• _Selected extract_:
========
Could you try to add a debug print at the end of /opt/rudder/sahre/lib/report.awk
like:
# Set return code if (run_error+audit_error+audit_noncompliant+enforce_error != 0) { + printf "awk error" exit 1; }
to see if the error comes from there?
Updated by Victor Héry over 4 years ago
Good catch, I have specified all errors to see the exact problem:
if (run_error+audit_error+audit_noncompliant+enforce_error != 0) {
printf "run %s\n", run_error;
printf "audit %s\n", audit_error;
printf "audit non compliant %s\n", audit_noncompliant;
printf "enforce %s\n", enforce_error;
exit 1;
}
And indeed, I got the error at the end:
run 0
audit 0
audit non compliant 2
enforce 0
And indeed (again :-D) there are 2 non-compliant result in the agent, as said before:
## Summary #####################################################################
75 components verified in 11 directives
=> 64 components in Enforce mode
-> 57 compliant
-> 2 repaired
-> 5 not-applicable
=> 11 components in Audit mode
-> 3 compliant
-> 6 not-applicable
-> 2 non-compliant
Execution time: 41.72s
################################################################################
Does the fact that there are non-compliant rules should provoke this?
========
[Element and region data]
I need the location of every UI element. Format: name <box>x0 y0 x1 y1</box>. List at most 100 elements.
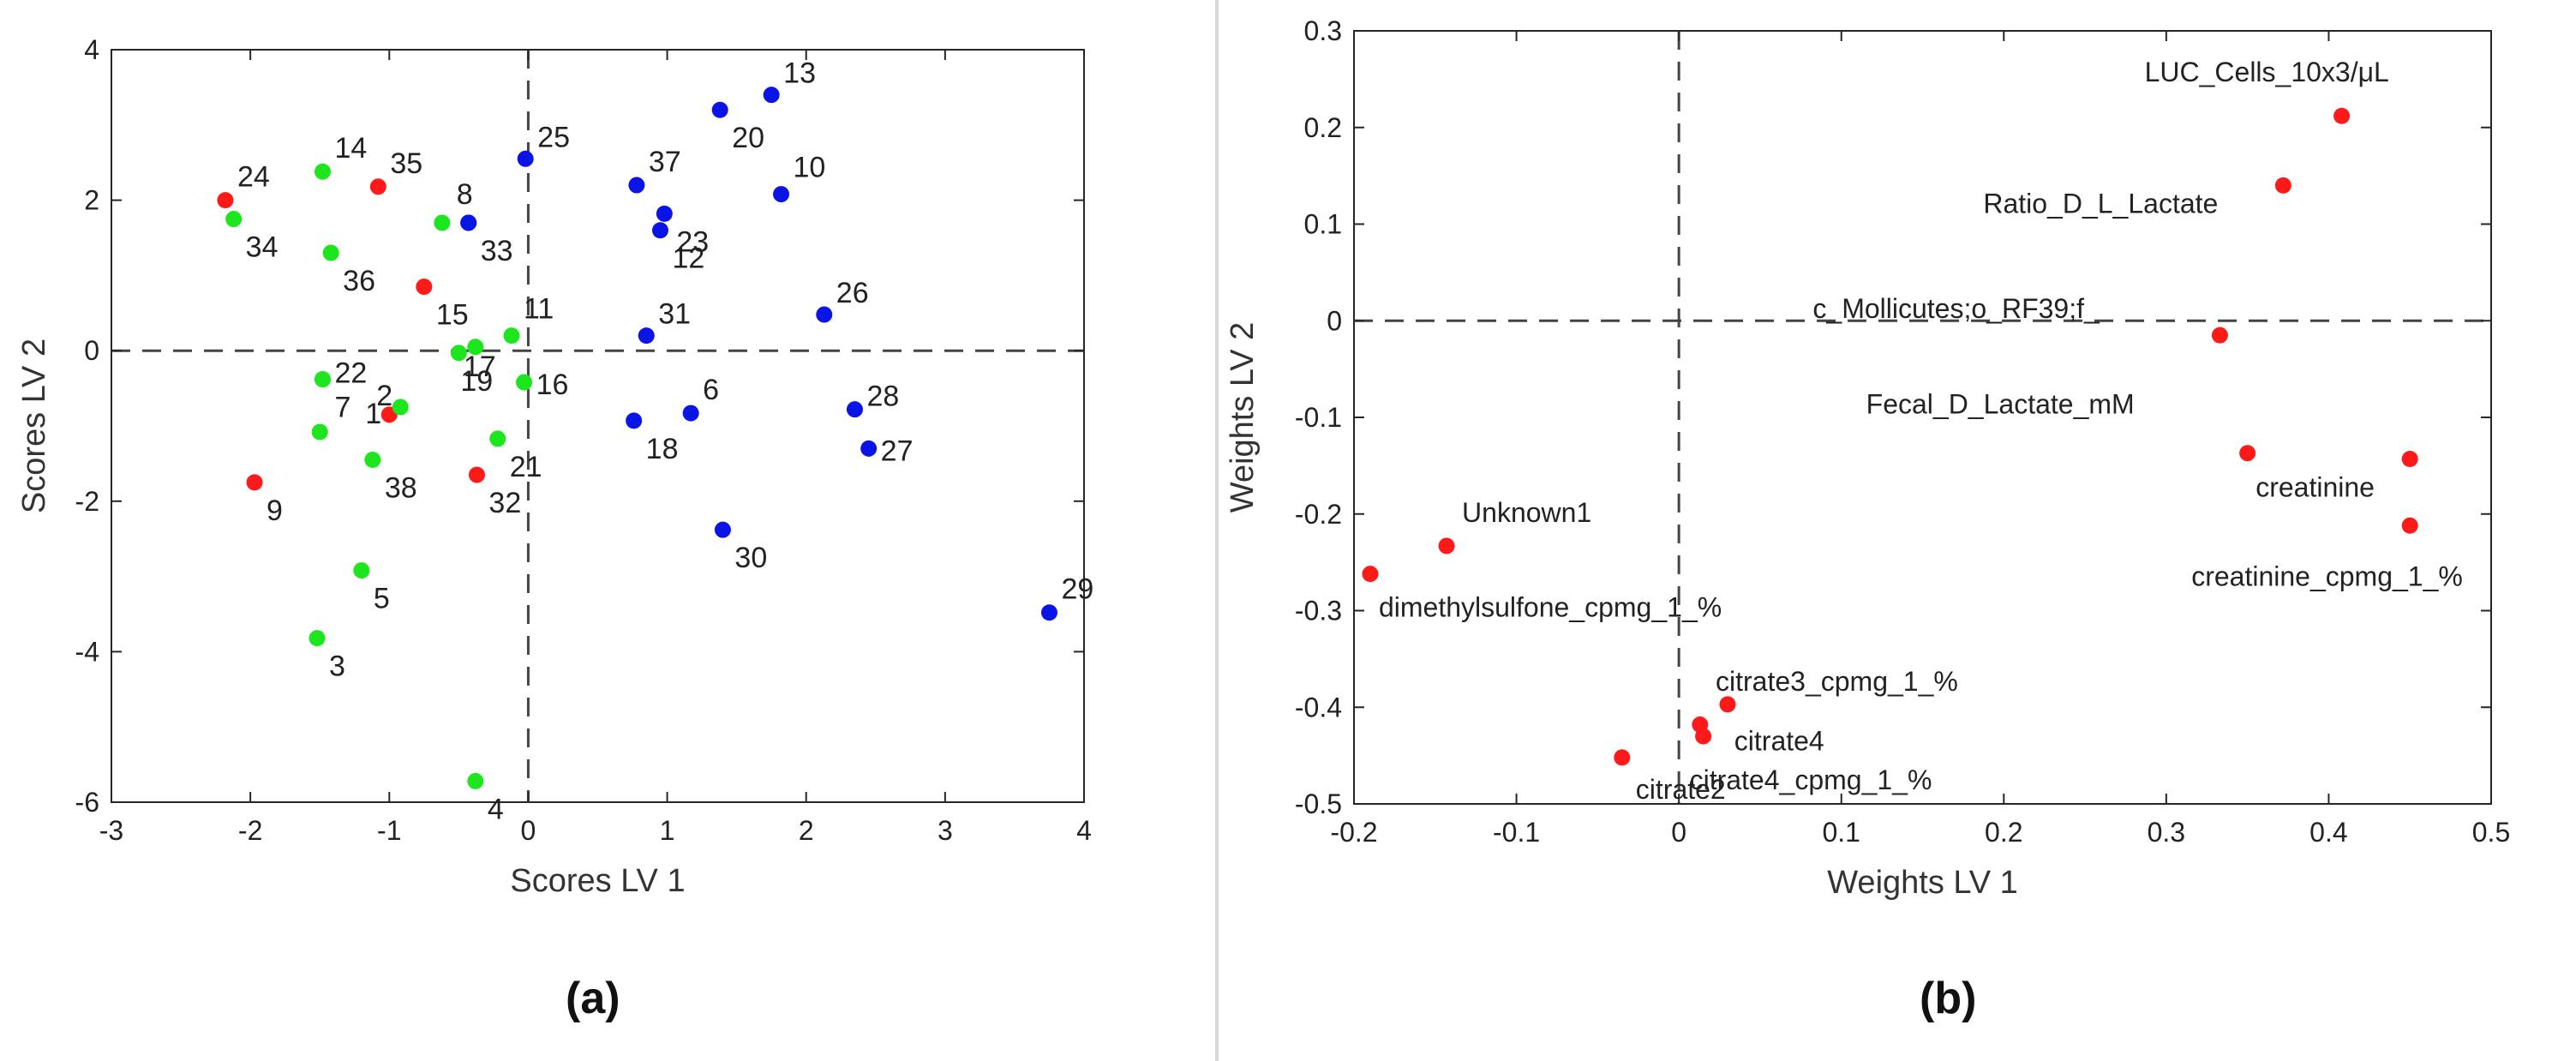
data-point <box>311 423 328 441</box>
x-tick-label: -2 <box>238 815 262 846</box>
x-tick-label: 0.1 <box>1822 817 1860 848</box>
panel-b <box>1217 0 2576 1061</box>
point-label: 7 <box>334 392 350 424</box>
data-point <box>1719 696 1736 713</box>
plot-area <box>111 49 1085 803</box>
y-tick-label: -0.2 <box>1295 499 1342 530</box>
data-point <box>2401 450 2418 467</box>
data-point <box>369 178 386 195</box>
y-tick-label: -0.4 <box>1295 692 1342 722</box>
data-point <box>682 405 699 422</box>
data-point <box>322 244 339 261</box>
point-label: 36 <box>343 265 375 297</box>
data-point <box>450 345 467 362</box>
point-label: citrate2 <box>1636 774 1726 805</box>
point-label: 4 <box>488 793 504 825</box>
point-label: 26 <box>836 277 869 309</box>
point-label: 3 <box>329 650 345 683</box>
point-label: 23 <box>676 225 709 258</box>
point-label: 15 <box>436 299 469 332</box>
x-tick-label: 0.3 <box>2148 817 2185 848</box>
x-tick-label: 0.5 <box>2472 817 2510 848</box>
point-label: 33 <box>481 235 513 267</box>
point-label: 32 <box>488 487 521 519</box>
x-tick-label: -1 <box>377 815 401 846</box>
y-tick-label: -0.5 <box>1295 788 1342 819</box>
data-point <box>626 412 643 429</box>
point-label: 12 <box>672 243 704 275</box>
y-tick-label: 0.3 <box>1304 15 1342 46</box>
data-point <box>846 401 863 418</box>
data-point <box>314 371 331 388</box>
y-tick-label: -0.1 <box>1295 402 1342 433</box>
point-label: 16 <box>536 369 569 401</box>
data-point <box>2333 107 2351 124</box>
data-point <box>773 186 790 203</box>
point-label: 1 <box>365 398 381 430</box>
data-point <box>2274 177 2291 194</box>
point-label: 10 <box>794 152 826 184</box>
point-label: 27 <box>881 435 914 467</box>
point-label: 38 <box>385 472 417 505</box>
point-label: 19 <box>460 365 493 398</box>
data-point <box>467 772 484 789</box>
point-label: 37 <box>649 146 681 178</box>
data-point <box>517 150 534 167</box>
x-tick-label: 1 <box>660 815 675 846</box>
data-point <box>467 339 484 356</box>
point-label: Ratio_D_L_Lactate <box>1983 188 2218 219</box>
weights-plot: -0.2 -0.1 0 0.1 0.2 0.3 0.4 0.5 -0.5 -0.4 -0.3 -0.2… <box>1225 15 2510 901</box>
point-label: 34 <box>246 231 279 264</box>
data-point <box>217 192 234 209</box>
point-label: citrate4 <box>1734 726 1824 757</box>
y-tick-label: -6 <box>75 787 99 818</box>
y-tick-label: 0 <box>84 335 99 366</box>
point-label: LUC_Cells_10x3/μL <box>2145 57 2389 87</box>
data-point <box>711 101 728 118</box>
data-point <box>763 87 780 104</box>
y-axis-title: Scores LV 2 <box>16 339 52 513</box>
point-label: 22 <box>334 357 367 390</box>
data-point <box>460 214 477 231</box>
x-tick-label: 4 <box>1076 815 1092 846</box>
point-label: Fecal_D_Lactate_mM <box>1866 389 2135 420</box>
data-point <box>353 562 370 579</box>
x-tick-label: -3 <box>99 815 123 846</box>
point-label: 17 <box>464 351 496 383</box>
x-axis-title: Scores LV 1 <box>510 863 685 899</box>
panel-b-label: (b) <box>1920 974 1977 1023</box>
data-point <box>1695 728 1712 745</box>
y-tick-label: 0.1 <box>1304 209 1342 240</box>
data-point <box>714 521 731 538</box>
x-tick-label: 3 <box>938 815 953 846</box>
point-label: 30 <box>734 542 767 574</box>
point-label: 31 <box>658 298 691 331</box>
data-point <box>503 327 520 345</box>
y-tick-label: -2 <box>75 486 99 517</box>
data-point <box>516 374 533 391</box>
x-tick-label: 2 <box>799 815 814 846</box>
panel-a-label: (a) <box>566 974 620 1023</box>
data-point <box>2401 517 2418 534</box>
data-point <box>638 327 655 345</box>
data-point <box>1040 604 1057 621</box>
point-label: creatinine <box>2255 471 2375 502</box>
data-point <box>392 399 409 416</box>
x-tick-label: 0.4 <box>2309 817 2347 848</box>
y-tick-label: -4 <box>75 636 99 667</box>
data-point <box>1362 566 1379 583</box>
data-point <box>364 452 381 469</box>
point-label: creatinine_cpmg_1_% <box>2191 560 2463 591</box>
data-point <box>628 177 645 194</box>
data-point <box>246 474 263 491</box>
data-point <box>225 211 243 228</box>
data-point <box>1614 749 1631 766</box>
data-point <box>860 440 878 457</box>
point-label: 2 <box>376 380 392 412</box>
point-label: 6 <box>703 374 719 406</box>
point-label: 18 <box>646 433 679 465</box>
x-tick-label: 0 <box>521 815 536 846</box>
y-tick-label: 0.2 <box>1304 112 1342 143</box>
data-point <box>309 630 326 647</box>
point-label: 28 <box>866 381 899 413</box>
========
• _To-do list_:
1. According to the summary in the Rudder report thread, how long did execution take?
2. Echo the Rudder report thread's text between "Could you try" and "comes from there?", inclusive.

• _Results of the tasks_:
1. 41.72s

2.
Could you try to add a debug print at the end of /opt/rudder/sahre/lib/report.awk
like:
# Set return code if (run_error+audit_error+audit_noncompliant+enforce_error != 0) { + printf "awk error" exit 1; }
to see if the error comes from there?